──────── DATASET RECORDS
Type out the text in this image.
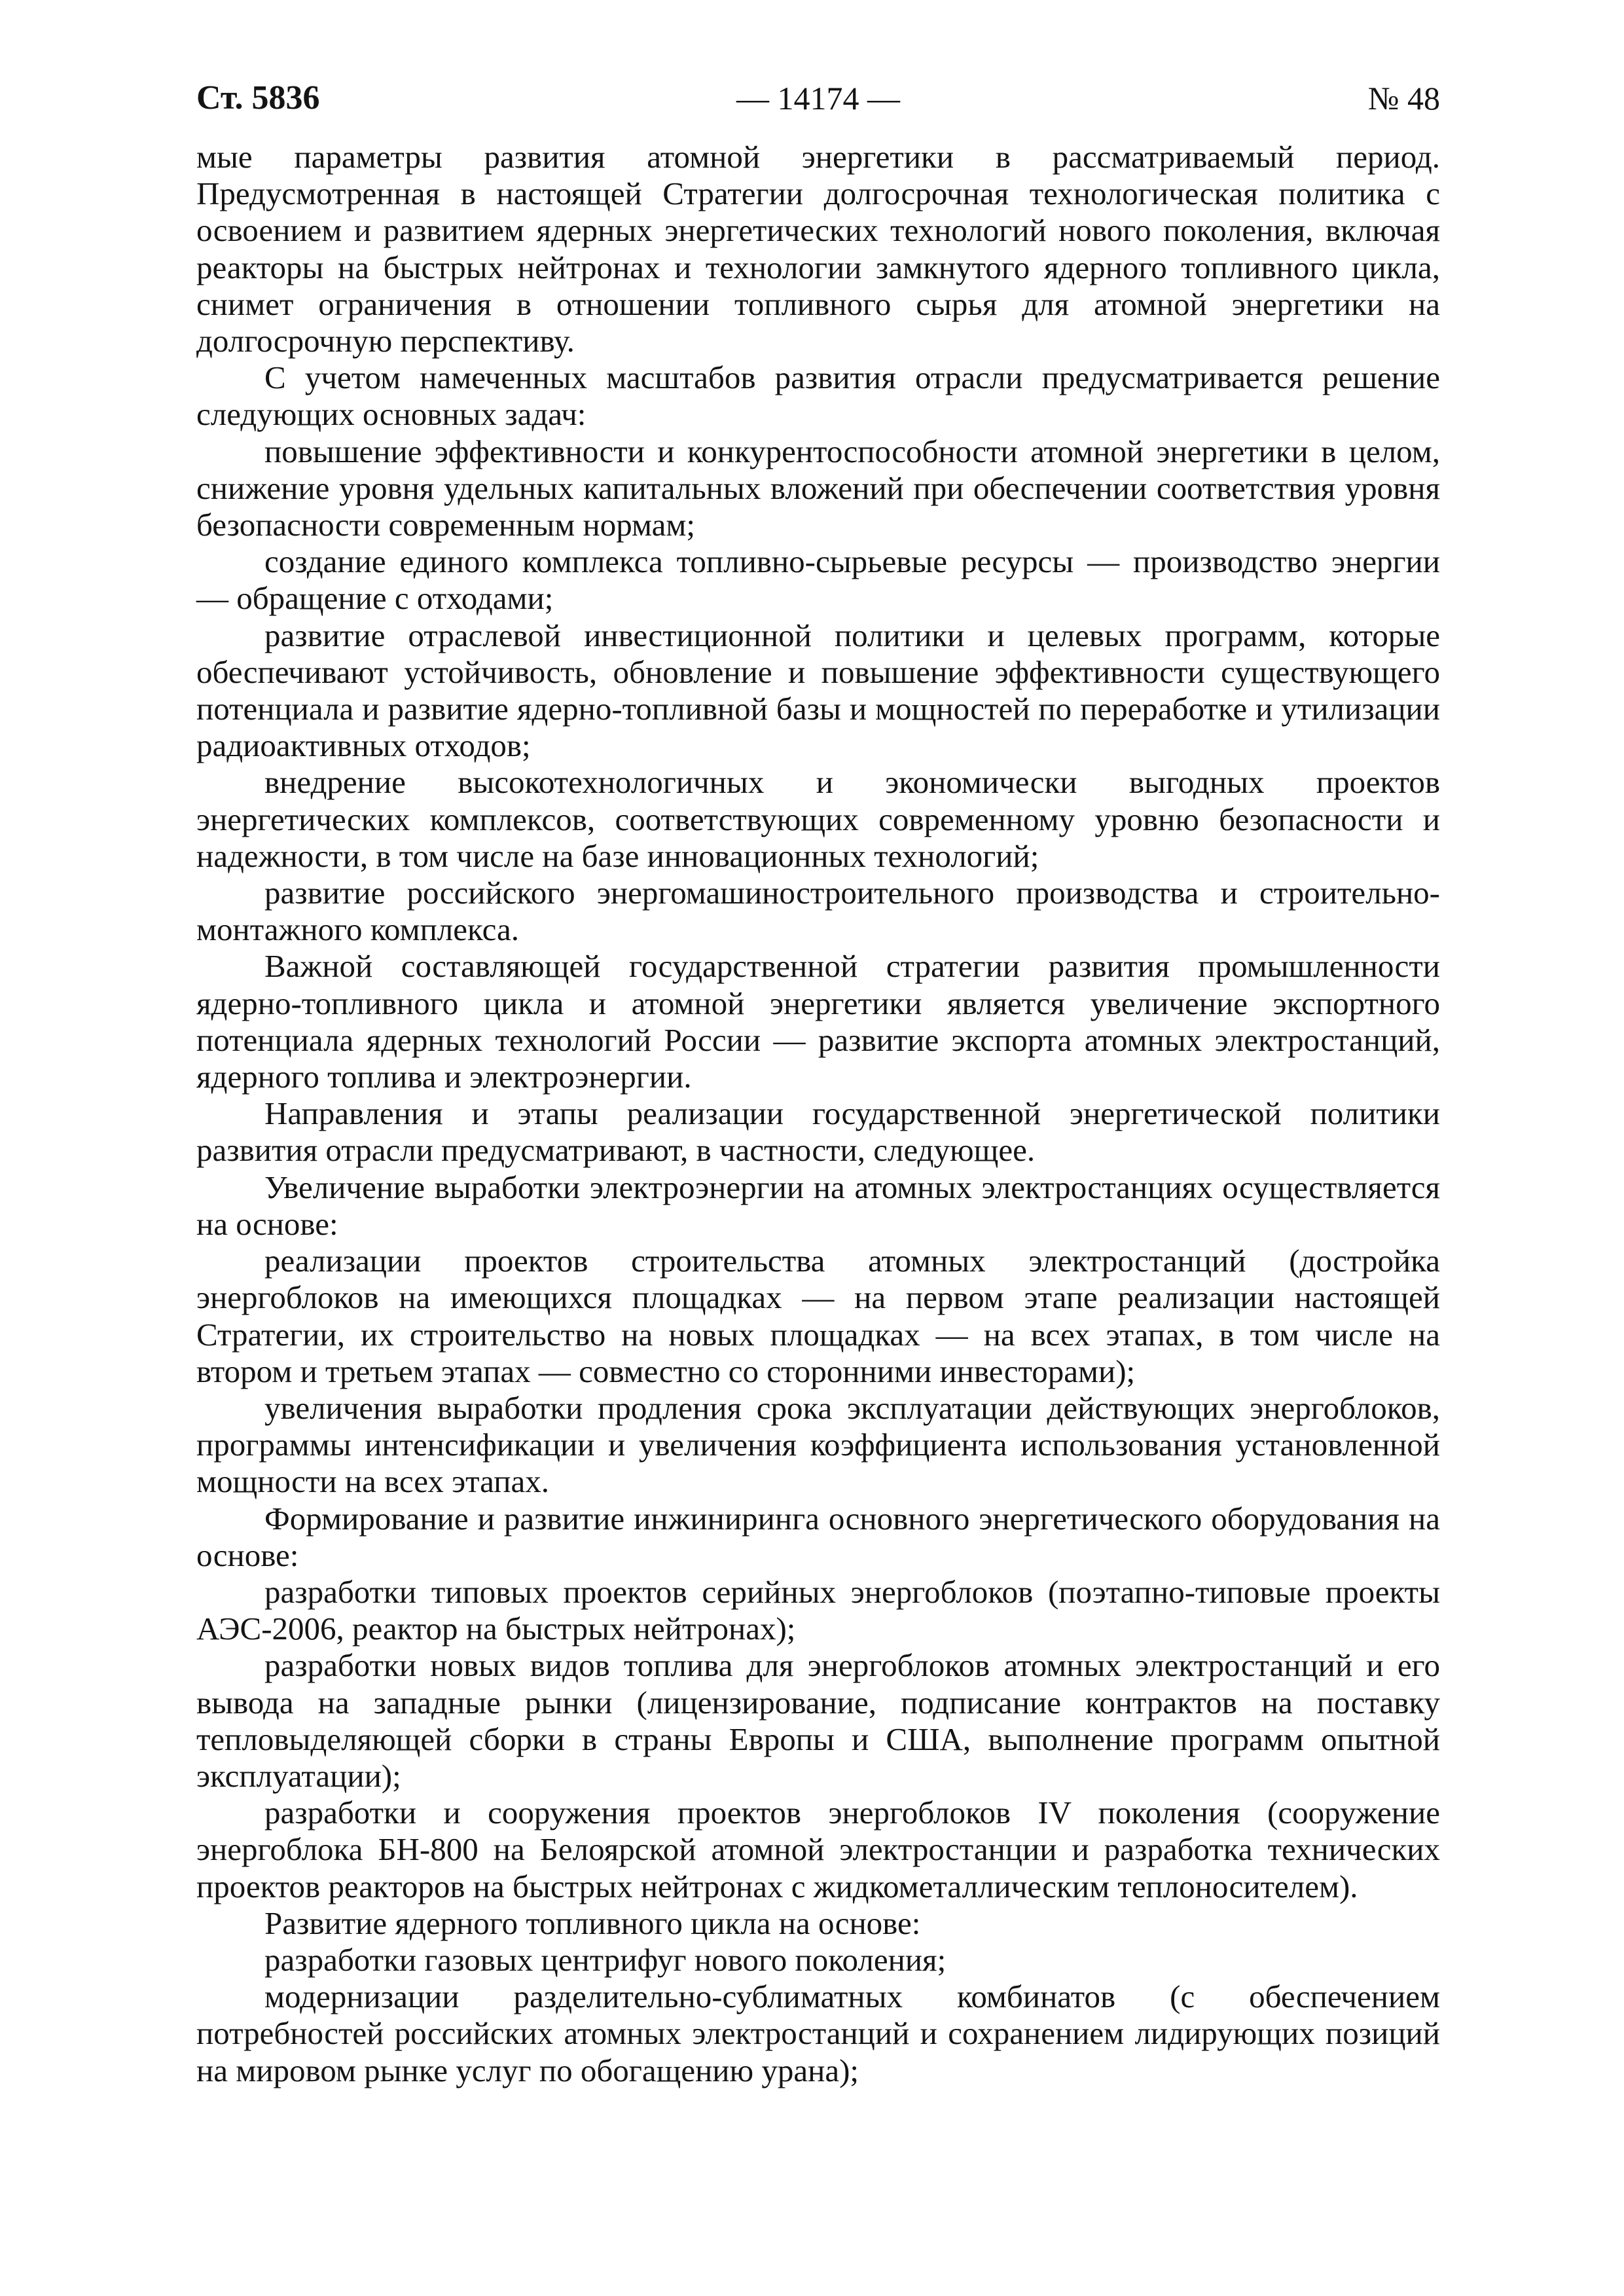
Ст. 5836	— 14174 —	№ 48

мые параметры развития атомной энергетики в рассматриваемый период. Предусмотренная в настоящей Стратегии долгосрочная технологическая политика с освоением и развитием ядерных энергетических технологий нового поколения, включая реакторы на быстрых нейтронах и технологии замкнутого ядерного топливного цикла, снимет ограничения в отношении топливного сырья для атомной энергетики на долгосрочную перспективу.

С учетом намеченных масштабов развития отрасли предусматривается решение следующих основных задач:

повышение эффективности и конкурентоспособности атомной энергетики в целом, снижение уровня удельных капитальных вложений при обеспечении соответствия уровня безопасности современным нормам;

создание единого комплекса топливно-сырьевые ресурсы — производство энергии — обращение с отходами;

развитие отраслевой инвестиционной политики и целевых программ, которые обеспечивают устойчивость, обновление и повышение эффективности существующего потенциала и развитие ядерно-топливной базы и мощностей по переработке и утилизации радиоактивных отходов;

внедрение высокотехнологичных и экономически выгодных проектов энергетических комплексов, соответствующих современному уровню безопасности и надежности, в том числе на базе инновационных технологий;

развитие российского энергомашиностроительного производства и строительно-монтажного комплекса.

Важной составляющей государственной стратегии развития промышленности ядерно-топливного цикла и атомной энергетики является увеличение экспортного потенциала ядерных технологий России — развитие экспорта атомных электростанций, ядерного топлива и электроэнергии.

Направления и этапы реализации государственной энергетической политики развития отрасли предусматривают, в частности, следующее.

Увеличение выработки электроэнергии на атомных электростанциях осуществляется на основе:

реализации проектов строительства атомных электростанций (достройка энергоблоков на имеющихся площадках — на первом этапе реализации настоящей Стратегии, их строительство на новых площадках — на всех этапах, в том числе на втором и третьем этапах — совместно со сторонними инвесторами);

увеличения выработки продления срока эксплуатации действующих энергоблоков, программы интенсификации и увеличения коэффициента использования установленной мощности на всех этапах.

Формирование и развитие инжиниринга основного энергетического оборудования на основе:

разработки типовых проектов серийных энергоблоков (поэтапно-типовые проекты АЭС-2006, реактор на быстрых нейтронах);

разработки новых видов топлива для энергоблоков атомных электростанций и его вывода на западные рынки (лицензирование, подписание контрактов на поставку тепловыделяющей сборки в страны Европы и США, выполнение программ опытной эксплуатации);

разработки и сооружения проектов энергоблоков IV поколения (сооружение энергоблока БН-800 на Белоярской атомной электростанции и разработка технических проектов реакторов на быстрых нейтронах с жидкометаллическим теплоносителем).

Развитие ядерного топливного цикла на основе:

разработки газовых центрифуг нового поколения;

модернизации разделительно-сублиматных комбинатов (с обеспечением потребностей российских атомных электростанций и сохранением лидирующих позиций на мировом рынке услуг по обогащению урана);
────────────────
## [EXERCISE INSTRUCTIONS]
Using the data above, say how many lines include "быстрых". No other reply is needed.

## [COMPLETED EXERCISE]
3